Short task: Extract each line where the string "content" shows up.

Supplied records:

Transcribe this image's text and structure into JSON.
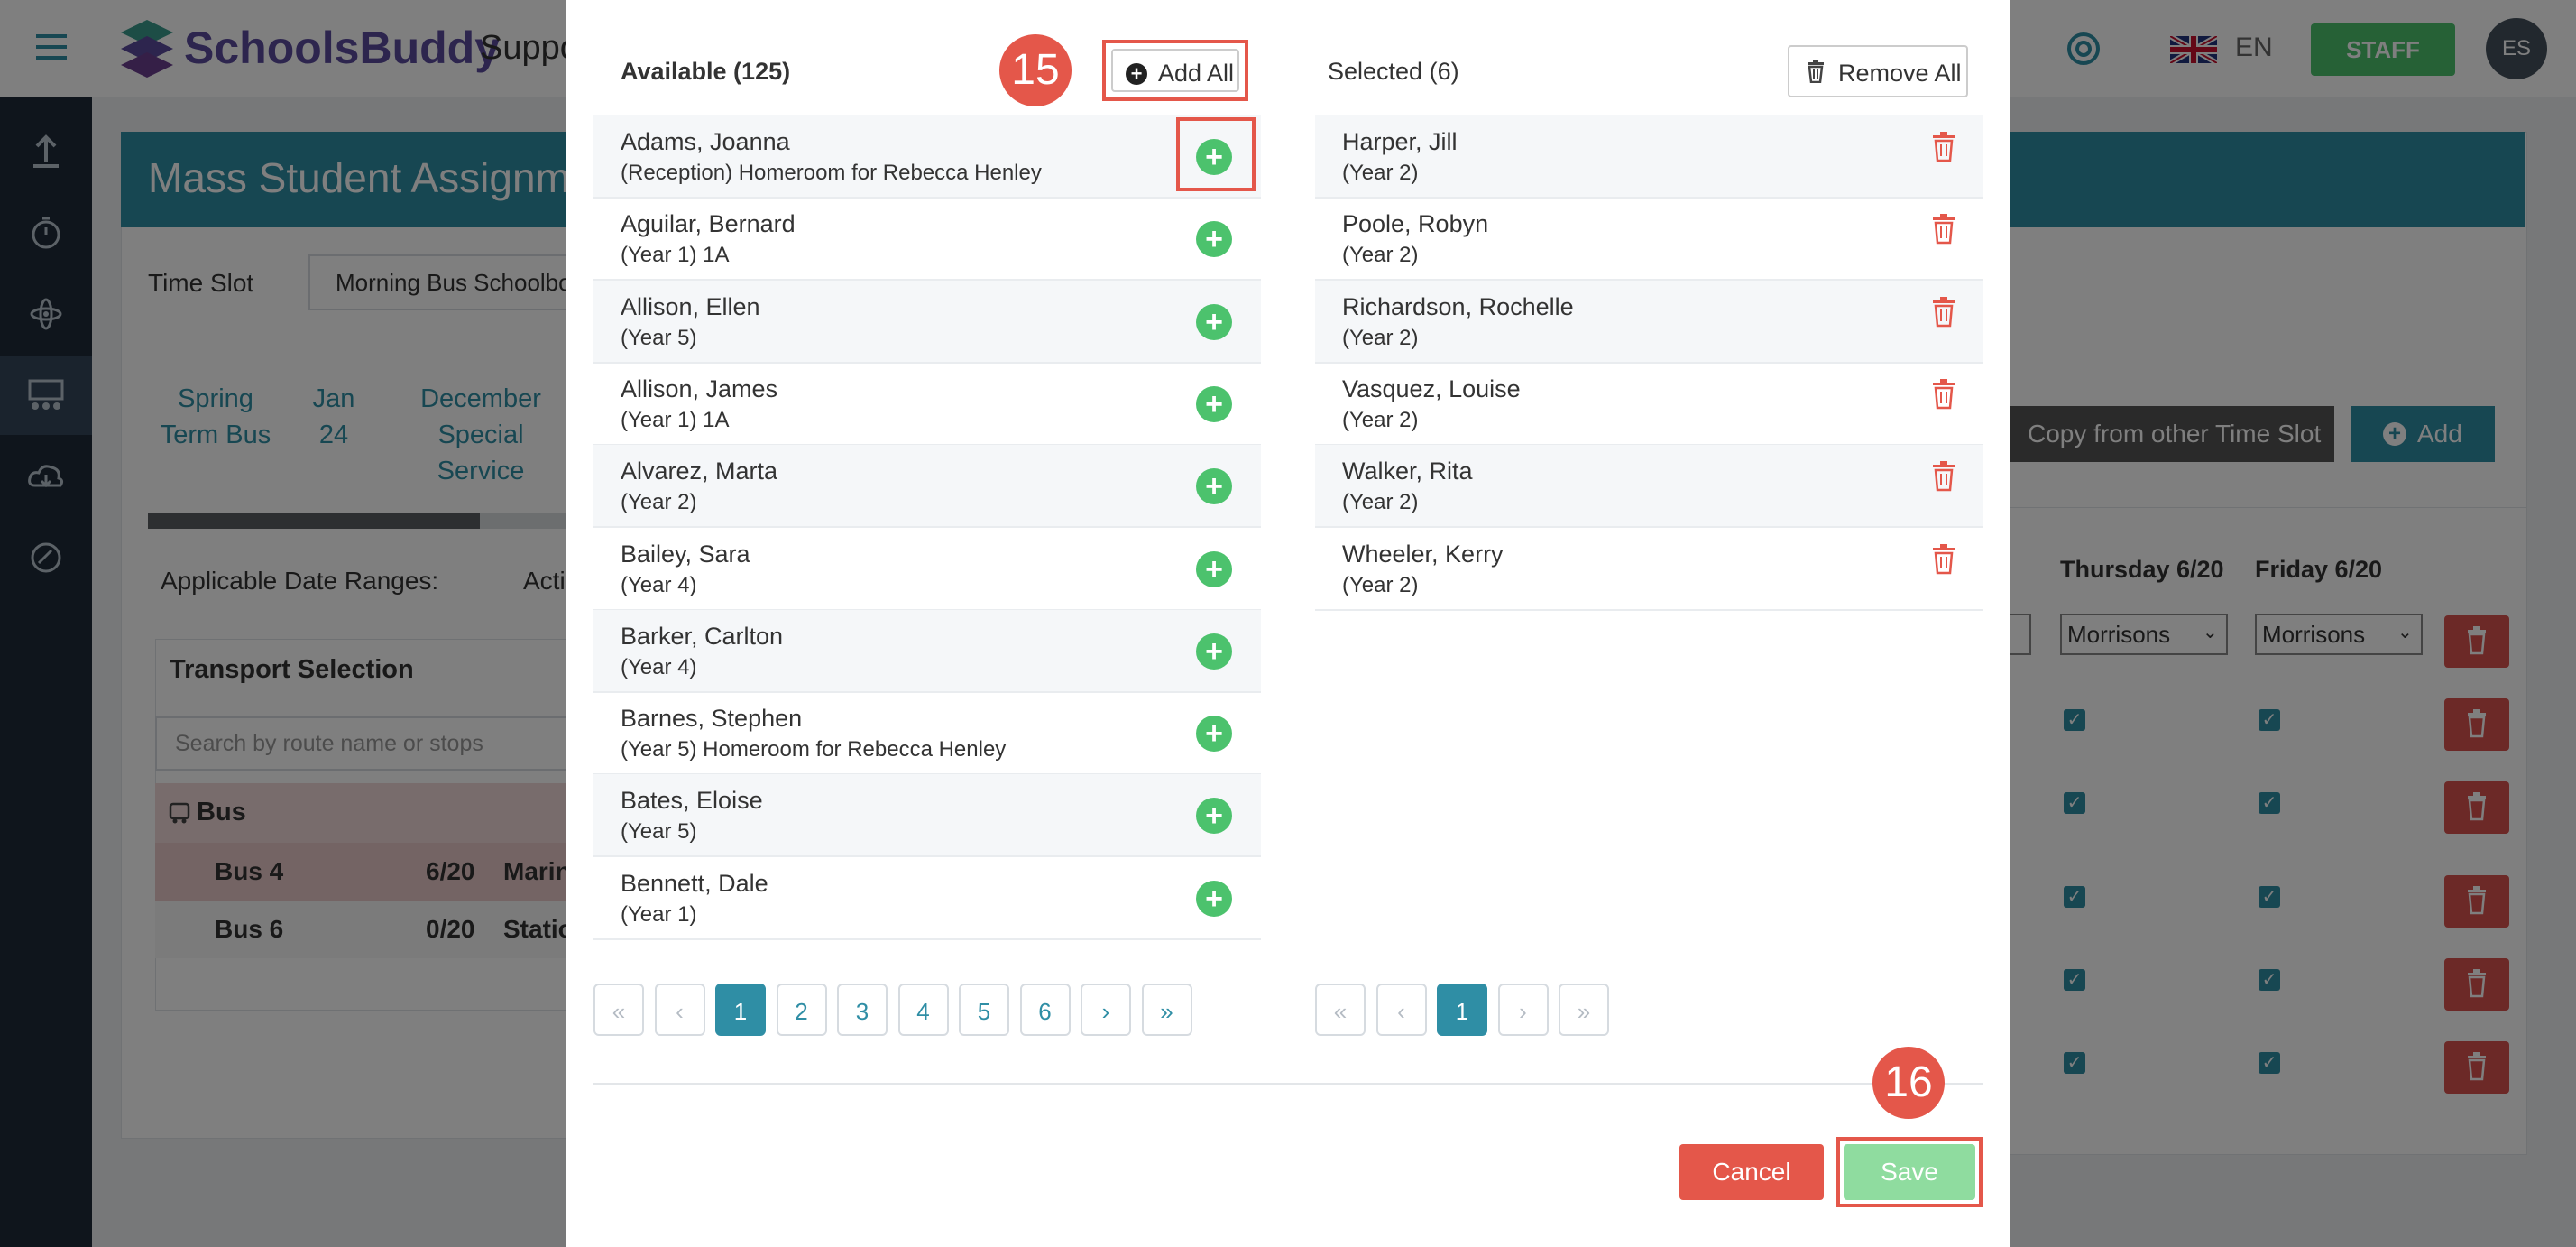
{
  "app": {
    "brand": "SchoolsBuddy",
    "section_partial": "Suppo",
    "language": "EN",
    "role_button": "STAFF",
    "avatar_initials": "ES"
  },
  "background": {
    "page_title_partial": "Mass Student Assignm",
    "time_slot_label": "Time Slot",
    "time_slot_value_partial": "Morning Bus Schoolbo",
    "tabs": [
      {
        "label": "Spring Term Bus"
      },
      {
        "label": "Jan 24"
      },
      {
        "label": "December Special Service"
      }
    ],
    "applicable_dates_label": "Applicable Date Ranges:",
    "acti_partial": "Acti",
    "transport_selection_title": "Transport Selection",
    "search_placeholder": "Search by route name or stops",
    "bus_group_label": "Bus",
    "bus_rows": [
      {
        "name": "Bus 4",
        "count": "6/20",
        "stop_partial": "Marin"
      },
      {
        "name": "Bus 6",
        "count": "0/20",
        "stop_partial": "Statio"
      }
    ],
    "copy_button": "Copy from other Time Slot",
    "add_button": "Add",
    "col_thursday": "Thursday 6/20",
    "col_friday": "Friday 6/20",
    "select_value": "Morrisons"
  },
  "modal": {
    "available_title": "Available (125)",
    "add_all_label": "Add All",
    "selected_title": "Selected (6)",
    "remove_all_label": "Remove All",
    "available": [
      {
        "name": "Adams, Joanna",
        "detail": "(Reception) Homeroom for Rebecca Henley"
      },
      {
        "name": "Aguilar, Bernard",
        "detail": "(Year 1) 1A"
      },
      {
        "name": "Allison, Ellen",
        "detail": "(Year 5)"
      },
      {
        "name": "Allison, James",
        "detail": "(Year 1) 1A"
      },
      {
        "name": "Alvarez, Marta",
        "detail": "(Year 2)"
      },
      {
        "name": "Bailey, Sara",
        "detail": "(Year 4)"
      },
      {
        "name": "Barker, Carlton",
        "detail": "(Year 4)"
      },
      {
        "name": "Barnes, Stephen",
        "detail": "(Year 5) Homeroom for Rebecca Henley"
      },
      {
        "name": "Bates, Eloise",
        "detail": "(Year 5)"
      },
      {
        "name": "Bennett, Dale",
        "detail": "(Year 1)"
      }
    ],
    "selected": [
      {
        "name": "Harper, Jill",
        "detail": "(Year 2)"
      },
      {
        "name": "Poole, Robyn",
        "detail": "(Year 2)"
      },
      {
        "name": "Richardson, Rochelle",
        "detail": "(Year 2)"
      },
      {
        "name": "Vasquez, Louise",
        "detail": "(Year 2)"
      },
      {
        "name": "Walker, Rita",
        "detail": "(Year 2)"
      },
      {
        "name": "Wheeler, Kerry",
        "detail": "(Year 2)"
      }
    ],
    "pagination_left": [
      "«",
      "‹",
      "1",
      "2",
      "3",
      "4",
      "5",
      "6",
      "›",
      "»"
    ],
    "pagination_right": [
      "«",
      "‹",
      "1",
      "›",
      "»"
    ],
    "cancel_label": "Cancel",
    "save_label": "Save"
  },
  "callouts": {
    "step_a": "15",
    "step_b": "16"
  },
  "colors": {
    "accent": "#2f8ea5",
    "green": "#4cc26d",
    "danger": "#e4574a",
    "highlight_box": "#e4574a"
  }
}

---

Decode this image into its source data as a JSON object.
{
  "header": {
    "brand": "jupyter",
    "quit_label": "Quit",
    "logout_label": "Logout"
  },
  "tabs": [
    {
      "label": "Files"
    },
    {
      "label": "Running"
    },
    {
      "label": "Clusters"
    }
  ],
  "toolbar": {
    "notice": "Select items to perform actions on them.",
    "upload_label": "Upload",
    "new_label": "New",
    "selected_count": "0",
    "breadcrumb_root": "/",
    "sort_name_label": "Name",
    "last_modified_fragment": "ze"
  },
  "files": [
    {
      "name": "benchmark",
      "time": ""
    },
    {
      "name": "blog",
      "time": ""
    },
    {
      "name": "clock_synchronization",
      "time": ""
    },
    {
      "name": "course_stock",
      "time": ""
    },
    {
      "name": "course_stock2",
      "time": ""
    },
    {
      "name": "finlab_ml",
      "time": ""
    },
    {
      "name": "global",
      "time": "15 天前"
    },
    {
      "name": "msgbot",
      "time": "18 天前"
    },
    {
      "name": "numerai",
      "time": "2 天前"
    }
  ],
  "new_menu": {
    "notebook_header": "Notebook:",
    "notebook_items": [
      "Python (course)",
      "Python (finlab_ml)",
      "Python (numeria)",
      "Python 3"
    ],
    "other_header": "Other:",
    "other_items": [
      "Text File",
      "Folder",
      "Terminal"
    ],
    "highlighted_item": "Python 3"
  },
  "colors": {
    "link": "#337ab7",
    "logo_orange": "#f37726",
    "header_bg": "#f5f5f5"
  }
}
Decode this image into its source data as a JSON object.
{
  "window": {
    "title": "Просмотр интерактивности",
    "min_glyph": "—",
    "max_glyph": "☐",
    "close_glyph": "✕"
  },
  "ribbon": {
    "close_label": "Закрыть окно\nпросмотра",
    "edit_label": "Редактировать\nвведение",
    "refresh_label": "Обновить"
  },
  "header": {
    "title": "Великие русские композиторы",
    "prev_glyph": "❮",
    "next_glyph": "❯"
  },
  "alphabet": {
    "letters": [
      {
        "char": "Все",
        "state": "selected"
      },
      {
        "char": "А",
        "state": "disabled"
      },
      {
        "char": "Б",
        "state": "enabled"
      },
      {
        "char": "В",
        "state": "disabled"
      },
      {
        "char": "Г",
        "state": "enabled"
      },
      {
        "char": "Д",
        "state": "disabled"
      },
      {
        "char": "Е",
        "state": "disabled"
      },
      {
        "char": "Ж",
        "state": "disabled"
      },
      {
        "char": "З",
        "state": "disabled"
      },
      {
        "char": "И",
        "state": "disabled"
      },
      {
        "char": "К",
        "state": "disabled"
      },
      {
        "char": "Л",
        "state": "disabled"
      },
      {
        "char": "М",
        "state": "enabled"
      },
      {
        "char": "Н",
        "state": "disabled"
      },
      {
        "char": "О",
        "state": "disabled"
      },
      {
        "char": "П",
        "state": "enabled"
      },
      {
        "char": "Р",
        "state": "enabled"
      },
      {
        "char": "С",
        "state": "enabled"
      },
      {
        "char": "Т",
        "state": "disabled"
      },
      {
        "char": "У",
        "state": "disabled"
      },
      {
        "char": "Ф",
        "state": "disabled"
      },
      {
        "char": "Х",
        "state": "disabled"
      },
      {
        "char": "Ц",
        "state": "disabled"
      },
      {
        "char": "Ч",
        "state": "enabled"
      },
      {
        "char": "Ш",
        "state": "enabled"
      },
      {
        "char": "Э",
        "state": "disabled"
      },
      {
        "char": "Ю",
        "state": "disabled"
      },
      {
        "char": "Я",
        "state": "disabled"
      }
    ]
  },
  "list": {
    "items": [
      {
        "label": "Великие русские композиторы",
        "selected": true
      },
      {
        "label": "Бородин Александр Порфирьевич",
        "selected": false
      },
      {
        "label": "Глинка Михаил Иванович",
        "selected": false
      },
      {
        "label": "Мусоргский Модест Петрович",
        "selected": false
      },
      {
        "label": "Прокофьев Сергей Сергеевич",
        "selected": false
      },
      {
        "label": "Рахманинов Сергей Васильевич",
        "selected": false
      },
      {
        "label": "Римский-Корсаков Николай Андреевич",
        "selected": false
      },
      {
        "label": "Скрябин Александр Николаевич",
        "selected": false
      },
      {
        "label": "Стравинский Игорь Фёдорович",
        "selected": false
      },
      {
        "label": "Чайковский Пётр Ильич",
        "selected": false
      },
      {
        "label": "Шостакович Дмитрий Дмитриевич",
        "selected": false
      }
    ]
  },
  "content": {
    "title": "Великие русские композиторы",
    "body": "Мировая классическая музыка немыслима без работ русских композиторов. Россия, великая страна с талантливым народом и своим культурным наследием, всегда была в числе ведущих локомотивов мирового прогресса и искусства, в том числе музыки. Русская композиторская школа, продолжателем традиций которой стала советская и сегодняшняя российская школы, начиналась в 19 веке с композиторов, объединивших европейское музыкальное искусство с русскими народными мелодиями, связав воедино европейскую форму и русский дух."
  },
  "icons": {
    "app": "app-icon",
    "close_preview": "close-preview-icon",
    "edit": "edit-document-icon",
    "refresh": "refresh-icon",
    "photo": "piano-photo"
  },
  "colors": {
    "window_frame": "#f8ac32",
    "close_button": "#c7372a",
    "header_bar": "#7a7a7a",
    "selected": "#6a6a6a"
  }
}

--

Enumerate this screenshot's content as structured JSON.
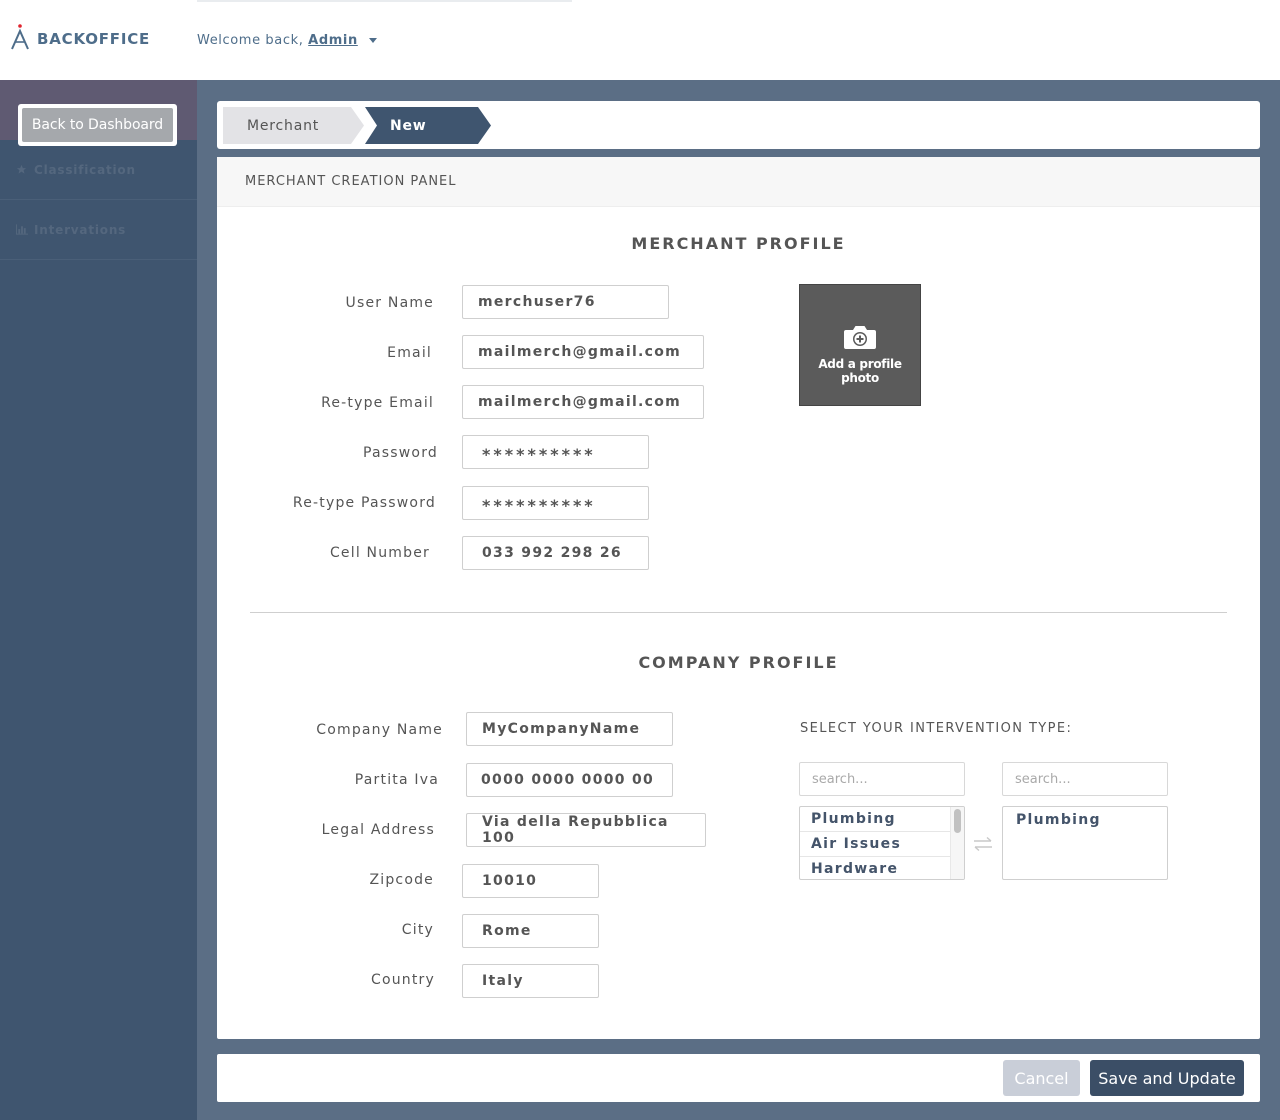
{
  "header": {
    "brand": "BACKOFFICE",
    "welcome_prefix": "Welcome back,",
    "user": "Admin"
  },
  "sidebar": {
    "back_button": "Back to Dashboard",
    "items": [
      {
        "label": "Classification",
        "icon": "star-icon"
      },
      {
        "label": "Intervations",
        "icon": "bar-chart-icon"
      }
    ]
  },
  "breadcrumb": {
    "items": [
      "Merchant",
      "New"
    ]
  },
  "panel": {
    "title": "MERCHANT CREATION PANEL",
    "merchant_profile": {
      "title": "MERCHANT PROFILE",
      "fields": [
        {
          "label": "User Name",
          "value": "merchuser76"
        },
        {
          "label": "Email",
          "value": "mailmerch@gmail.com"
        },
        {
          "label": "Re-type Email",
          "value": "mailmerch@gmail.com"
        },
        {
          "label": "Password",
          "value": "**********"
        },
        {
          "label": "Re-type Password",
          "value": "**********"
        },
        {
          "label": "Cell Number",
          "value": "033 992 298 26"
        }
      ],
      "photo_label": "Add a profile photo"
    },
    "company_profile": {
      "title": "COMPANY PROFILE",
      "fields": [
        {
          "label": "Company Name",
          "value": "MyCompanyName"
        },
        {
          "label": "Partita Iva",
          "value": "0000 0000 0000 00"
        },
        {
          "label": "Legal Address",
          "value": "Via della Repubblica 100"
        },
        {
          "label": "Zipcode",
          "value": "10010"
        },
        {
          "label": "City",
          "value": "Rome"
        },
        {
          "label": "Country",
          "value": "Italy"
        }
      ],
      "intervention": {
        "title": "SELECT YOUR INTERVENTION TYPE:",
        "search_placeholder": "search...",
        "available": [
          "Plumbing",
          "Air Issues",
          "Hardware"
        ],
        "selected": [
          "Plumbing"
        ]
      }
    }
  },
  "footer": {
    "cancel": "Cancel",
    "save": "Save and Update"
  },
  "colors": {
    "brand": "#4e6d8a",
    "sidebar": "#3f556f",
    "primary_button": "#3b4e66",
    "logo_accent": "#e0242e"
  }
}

Exercise answer:
  "content": {
Enumerate this screenshot's content as structured JSON.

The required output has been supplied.